List every line below containing "新沂市第一中学".
BEGIN RECORDS SHOWN
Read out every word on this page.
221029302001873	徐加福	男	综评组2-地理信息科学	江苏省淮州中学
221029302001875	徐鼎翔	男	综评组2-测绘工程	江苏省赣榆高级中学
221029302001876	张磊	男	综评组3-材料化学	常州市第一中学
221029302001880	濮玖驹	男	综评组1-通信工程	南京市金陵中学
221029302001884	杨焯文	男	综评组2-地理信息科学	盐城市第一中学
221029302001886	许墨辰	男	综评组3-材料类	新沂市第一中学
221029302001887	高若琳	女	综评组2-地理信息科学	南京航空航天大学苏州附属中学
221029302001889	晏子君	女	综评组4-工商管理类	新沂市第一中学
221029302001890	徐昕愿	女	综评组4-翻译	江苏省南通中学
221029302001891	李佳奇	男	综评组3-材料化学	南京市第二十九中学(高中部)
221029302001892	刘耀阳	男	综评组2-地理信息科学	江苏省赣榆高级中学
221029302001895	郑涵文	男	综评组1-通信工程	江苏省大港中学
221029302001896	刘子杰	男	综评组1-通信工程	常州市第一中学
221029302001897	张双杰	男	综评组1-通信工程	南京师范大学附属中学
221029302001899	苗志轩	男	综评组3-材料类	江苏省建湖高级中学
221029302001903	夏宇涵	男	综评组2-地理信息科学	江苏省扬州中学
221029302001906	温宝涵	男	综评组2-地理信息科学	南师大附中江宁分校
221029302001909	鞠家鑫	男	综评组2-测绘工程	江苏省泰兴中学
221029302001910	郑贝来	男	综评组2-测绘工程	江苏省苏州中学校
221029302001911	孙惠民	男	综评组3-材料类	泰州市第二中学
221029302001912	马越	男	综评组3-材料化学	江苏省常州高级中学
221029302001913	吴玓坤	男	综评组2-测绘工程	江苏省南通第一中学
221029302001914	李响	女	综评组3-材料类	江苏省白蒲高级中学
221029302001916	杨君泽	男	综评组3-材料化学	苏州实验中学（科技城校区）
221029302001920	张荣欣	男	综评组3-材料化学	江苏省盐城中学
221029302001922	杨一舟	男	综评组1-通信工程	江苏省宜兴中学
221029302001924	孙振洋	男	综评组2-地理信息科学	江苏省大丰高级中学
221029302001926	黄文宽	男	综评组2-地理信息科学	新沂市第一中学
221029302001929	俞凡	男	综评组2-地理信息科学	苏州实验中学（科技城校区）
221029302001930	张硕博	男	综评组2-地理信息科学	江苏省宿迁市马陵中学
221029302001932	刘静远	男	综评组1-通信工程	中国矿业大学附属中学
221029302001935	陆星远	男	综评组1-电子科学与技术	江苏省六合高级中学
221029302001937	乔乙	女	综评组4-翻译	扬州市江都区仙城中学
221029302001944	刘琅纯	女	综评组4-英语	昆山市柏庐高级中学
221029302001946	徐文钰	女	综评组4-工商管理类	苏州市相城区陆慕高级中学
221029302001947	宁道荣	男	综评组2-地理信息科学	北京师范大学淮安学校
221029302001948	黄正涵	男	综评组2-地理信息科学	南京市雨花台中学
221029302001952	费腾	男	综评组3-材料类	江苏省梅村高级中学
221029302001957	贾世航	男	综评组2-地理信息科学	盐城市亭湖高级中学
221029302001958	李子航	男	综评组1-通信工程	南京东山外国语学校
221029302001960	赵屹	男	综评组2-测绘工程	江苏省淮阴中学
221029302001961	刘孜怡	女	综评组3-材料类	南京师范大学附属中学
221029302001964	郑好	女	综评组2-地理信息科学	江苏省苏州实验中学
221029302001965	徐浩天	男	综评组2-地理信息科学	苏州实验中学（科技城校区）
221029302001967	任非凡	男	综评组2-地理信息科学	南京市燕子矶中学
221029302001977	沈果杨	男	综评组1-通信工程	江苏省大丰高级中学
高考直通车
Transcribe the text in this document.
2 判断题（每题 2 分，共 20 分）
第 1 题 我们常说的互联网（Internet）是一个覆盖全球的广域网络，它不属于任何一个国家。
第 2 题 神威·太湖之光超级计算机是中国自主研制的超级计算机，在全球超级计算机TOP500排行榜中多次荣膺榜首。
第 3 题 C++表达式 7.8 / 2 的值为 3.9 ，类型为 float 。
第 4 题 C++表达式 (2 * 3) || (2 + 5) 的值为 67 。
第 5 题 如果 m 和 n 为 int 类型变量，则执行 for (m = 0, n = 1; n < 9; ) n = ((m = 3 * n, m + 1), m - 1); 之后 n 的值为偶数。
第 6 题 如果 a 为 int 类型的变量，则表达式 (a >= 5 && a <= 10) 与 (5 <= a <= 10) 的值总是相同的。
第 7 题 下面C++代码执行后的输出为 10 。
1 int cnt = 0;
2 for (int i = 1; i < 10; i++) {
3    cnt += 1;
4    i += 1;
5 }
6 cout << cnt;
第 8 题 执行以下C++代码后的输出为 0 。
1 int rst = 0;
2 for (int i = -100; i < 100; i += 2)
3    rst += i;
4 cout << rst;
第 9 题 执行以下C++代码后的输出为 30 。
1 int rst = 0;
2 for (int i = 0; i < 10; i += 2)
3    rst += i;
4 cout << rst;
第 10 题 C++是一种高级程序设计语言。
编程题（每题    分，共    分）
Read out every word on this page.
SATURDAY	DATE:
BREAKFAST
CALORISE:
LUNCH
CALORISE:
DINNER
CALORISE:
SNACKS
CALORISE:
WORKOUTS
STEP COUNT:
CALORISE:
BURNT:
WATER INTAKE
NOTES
END RECORDS SHOWN
▶ **RESULT OF THIS TASK**
221029302001886	许墨辰	男	综评组3-材料类	新沂市第一中学
221029302001889	晏子君	女	综评组4-工商管理类	新沂市第一中学
221029302001926	黄文宽	男	综评组2-地理信息科学	新沂市第一中学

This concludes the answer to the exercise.